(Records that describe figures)

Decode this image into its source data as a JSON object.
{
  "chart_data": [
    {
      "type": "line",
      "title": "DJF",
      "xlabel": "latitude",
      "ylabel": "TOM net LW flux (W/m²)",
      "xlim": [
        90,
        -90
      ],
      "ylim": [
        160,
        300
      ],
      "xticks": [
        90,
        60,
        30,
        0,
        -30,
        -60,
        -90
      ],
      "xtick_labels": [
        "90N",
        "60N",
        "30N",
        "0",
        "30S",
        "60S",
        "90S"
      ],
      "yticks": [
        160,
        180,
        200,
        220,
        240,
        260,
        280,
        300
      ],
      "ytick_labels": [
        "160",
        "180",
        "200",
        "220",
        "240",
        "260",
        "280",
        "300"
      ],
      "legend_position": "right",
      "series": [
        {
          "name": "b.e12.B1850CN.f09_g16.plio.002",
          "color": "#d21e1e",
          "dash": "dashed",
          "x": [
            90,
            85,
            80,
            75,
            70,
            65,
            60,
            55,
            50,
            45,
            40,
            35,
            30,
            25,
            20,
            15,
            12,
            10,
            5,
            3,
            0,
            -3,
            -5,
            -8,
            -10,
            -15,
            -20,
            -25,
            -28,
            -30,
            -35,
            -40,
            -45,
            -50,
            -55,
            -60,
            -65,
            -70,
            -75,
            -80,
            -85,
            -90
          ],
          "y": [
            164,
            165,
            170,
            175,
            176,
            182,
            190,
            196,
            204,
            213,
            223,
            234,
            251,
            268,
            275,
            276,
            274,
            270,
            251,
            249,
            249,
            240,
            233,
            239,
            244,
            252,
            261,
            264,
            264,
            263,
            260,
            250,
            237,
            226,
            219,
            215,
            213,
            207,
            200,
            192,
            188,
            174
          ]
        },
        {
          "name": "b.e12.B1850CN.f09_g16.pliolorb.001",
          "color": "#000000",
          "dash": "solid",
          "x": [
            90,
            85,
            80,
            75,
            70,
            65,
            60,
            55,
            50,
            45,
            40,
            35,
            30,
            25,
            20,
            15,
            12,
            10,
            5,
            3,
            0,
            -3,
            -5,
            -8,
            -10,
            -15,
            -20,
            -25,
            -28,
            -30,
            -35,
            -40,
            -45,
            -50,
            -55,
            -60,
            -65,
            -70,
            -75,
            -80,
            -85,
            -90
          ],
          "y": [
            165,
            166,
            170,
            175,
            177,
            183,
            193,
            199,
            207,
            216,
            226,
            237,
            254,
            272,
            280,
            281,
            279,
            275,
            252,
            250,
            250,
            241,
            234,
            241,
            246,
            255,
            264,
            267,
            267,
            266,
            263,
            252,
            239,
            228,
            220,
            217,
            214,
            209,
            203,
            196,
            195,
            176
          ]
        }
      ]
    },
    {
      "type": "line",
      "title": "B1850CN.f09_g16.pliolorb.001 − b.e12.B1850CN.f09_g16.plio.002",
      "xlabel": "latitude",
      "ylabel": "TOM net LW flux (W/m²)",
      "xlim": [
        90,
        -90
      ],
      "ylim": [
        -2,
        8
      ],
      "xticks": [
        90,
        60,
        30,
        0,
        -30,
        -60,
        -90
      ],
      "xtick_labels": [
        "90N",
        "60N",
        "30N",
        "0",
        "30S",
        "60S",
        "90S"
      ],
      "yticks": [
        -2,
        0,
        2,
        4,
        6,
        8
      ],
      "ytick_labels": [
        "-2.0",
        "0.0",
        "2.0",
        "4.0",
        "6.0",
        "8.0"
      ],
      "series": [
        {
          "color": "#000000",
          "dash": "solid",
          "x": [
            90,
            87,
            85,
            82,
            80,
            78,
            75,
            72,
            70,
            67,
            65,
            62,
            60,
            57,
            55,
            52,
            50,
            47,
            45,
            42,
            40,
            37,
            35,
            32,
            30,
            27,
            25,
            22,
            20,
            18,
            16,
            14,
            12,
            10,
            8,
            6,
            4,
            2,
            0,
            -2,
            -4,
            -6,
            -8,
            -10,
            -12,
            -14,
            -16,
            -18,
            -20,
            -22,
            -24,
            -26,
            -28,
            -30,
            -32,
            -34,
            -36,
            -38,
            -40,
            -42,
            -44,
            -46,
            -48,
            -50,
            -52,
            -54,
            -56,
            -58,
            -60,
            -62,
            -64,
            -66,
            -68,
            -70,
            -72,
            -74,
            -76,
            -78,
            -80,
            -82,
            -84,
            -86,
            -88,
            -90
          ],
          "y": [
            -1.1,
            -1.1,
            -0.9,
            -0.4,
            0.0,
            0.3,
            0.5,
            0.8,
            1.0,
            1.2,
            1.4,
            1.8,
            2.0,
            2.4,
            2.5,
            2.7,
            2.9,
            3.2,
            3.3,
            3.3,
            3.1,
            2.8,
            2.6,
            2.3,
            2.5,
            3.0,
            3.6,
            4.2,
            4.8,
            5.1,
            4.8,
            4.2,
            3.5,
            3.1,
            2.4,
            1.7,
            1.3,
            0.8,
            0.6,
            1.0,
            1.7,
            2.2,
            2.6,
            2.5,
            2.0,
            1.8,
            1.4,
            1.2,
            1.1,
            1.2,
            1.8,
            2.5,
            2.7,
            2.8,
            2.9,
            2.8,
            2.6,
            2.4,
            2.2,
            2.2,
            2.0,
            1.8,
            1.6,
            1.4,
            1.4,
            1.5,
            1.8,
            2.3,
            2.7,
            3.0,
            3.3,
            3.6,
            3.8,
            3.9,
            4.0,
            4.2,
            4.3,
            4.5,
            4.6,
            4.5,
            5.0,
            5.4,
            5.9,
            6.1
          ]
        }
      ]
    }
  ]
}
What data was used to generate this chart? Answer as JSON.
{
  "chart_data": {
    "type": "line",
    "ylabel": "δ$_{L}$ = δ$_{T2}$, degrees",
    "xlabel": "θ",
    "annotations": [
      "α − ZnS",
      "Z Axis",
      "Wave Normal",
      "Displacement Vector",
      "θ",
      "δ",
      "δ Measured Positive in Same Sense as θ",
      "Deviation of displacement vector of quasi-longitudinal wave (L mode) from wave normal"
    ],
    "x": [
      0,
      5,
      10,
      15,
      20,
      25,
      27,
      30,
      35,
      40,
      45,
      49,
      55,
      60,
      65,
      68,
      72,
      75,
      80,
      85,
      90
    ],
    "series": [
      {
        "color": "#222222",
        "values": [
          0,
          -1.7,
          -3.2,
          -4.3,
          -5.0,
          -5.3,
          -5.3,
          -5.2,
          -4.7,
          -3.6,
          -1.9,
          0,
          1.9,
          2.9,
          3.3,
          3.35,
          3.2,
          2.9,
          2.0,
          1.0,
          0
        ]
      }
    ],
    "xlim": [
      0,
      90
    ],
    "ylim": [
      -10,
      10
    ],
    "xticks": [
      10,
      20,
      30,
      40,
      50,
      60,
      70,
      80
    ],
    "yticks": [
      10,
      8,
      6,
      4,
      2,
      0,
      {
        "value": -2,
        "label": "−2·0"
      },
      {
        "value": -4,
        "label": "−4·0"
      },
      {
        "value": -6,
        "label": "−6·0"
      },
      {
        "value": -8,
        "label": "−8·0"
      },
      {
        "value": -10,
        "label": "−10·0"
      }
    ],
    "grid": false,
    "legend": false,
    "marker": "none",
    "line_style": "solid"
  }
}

• _What is being asked_:
Of the lines in the entries above, how many include "name"? Only the number should be given.

• _Result_:
2